• Exercise details:
Reproduce each line of the material exactly, minus any picture.

— START OF Stored rows —

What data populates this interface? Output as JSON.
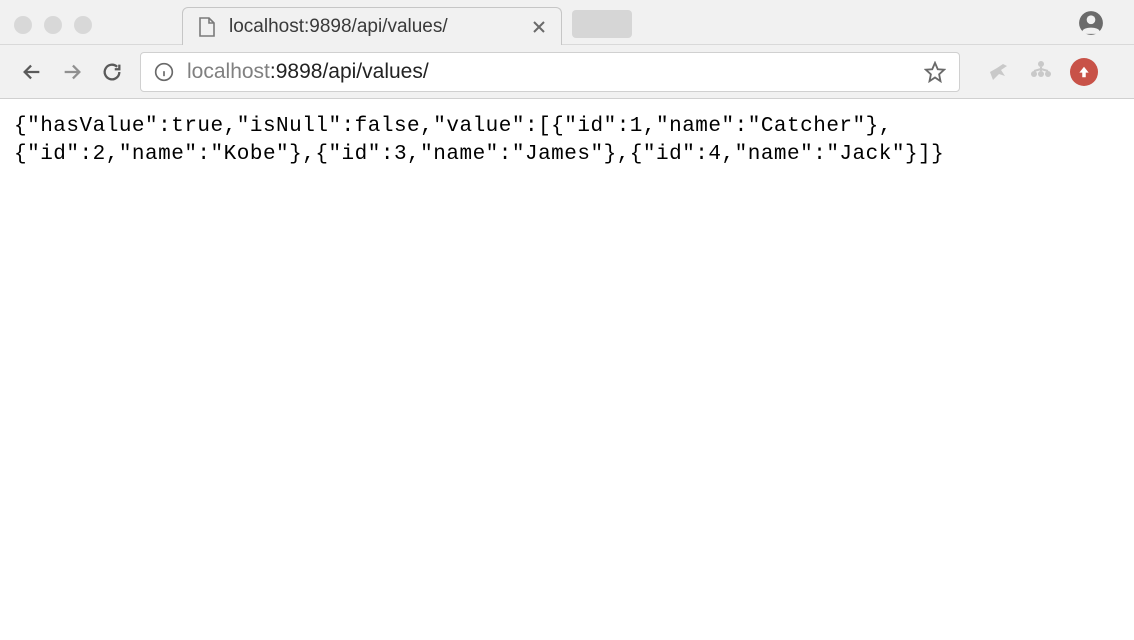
{
  "tab": {
    "title": "localhost:9898/api/values/"
  },
  "url": {
    "host": "localhost",
    "rest": ":9898/api/values/"
  },
  "response": {
    "hasValue": true,
    "isNull": false,
    "value": [
      {
        "id": 1,
        "name": "Catcher"
      },
      {
        "id": 2,
        "name": "Kobe"
      },
      {
        "id": 3,
        "name": "James"
      },
      {
        "id": 4,
        "name": "Jack"
      }
    ]
  }
}
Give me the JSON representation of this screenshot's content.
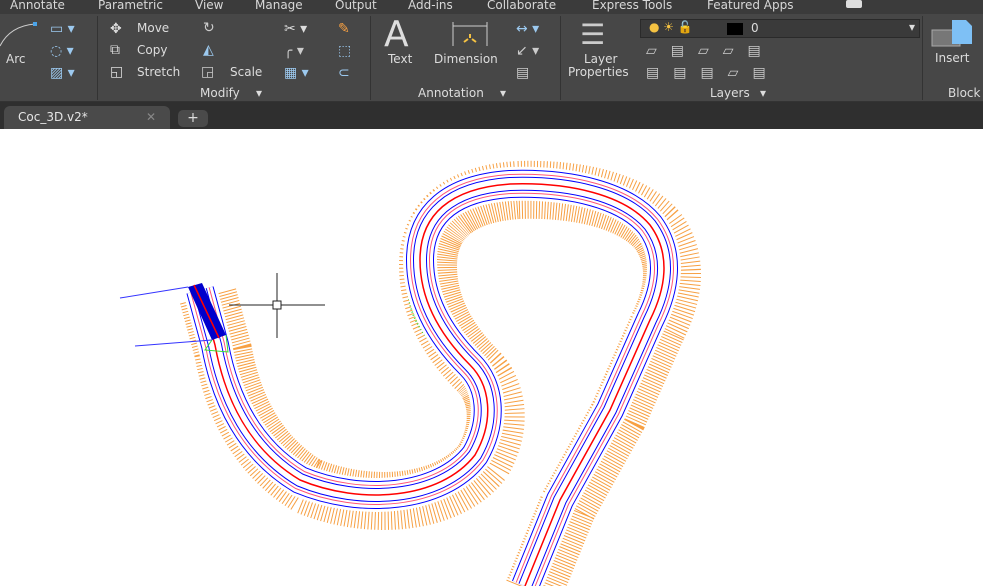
{
  "menu": [
    "Annotate",
    "Parametric",
    "View",
    "Manage",
    "Output",
    "Add-ins",
    "Collaborate",
    "Express Tools",
    "Featured Apps"
  ],
  "ribbon": {
    "draw": {
      "arc": "Arc"
    },
    "modify": {
      "title": "Modify",
      "move": "Move",
      "copy": "Copy",
      "stretch": "Stretch",
      "scale": "Scale"
    },
    "annotation": {
      "title": "Annotation",
      "text": "Text",
      "dimension": "Dimension"
    },
    "layers": {
      "title": "Layers",
      "layer_properties_1": "Layer",
      "layer_properties_2": "Properties",
      "current_layer": "0"
    },
    "block": {
      "insert": "Insert",
      "title": "Block"
    }
  },
  "tabs": {
    "active": "Coc_3D.v2*",
    "close": "✕",
    "new": "+"
  },
  "colors": {
    "road_edge": "#0000ff",
    "centerline": "#ff0000",
    "fill_slope": "#f7a043",
    "cut_slope": "#33dd33"
  }
}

— END OF Stored rows —

• Exercise result:
What data populates this interface? Output as JSON.
{
  "tab": {
    "title": "localhost:9898/api/values/"
  },
  "url": {
    "host": "localhost",
    "rest": ":9898/api/values/"
  },
  "response": {
    "hasValue": true,
    "isNull": false,
    "value": [
      {
        "id": 1,
        "name": "Catcher"
      },
      {
        "id": 2,
        "name": "Kobe"
      },
      {
        "id": 3,
        "name": "James"
      },
      {
        "id": 4,
        "name": "Jack"
      }
    ]
  }
}
Give me the JSON representation of this screenshot's content.
{
  "menu": [
    "Annotate",
    "Parametric",
    "View",
    "Manage",
    "Output",
    "Add-ins",
    "Collaborate",
    "Express Tools",
    "Featured Apps"
  ],
  "ribbon": {
    "draw": {
      "arc": "Arc"
    },
    "modify": {
      "title": "Modify",
      "move": "Move",
      "copy": "Copy",
      "stretch": "Stretch",
      "scale": "Scale"
    },
    "annotation": {
      "title": "Annotation",
      "text": "Text",
      "dimension": "Dimension"
    },
    "layers": {
      "title": "Layers",
      "layer_properties_1": "Layer",
      "layer_properties_2": "Properties",
      "current_layer": "0"
    },
    "block": {
      "insert": "Insert",
      "title": "Block"
    }
  },
  "tabs": {
    "active": "Coc_3D.v2*",
    "close": "✕",
    "new": "+"
  },
  "colors": {
    "road_edge": "#0000ff",
    "centerline": "#ff0000",
    "fill_slope": "#f7a043",
    "cut_slope": "#33dd33"
  }
}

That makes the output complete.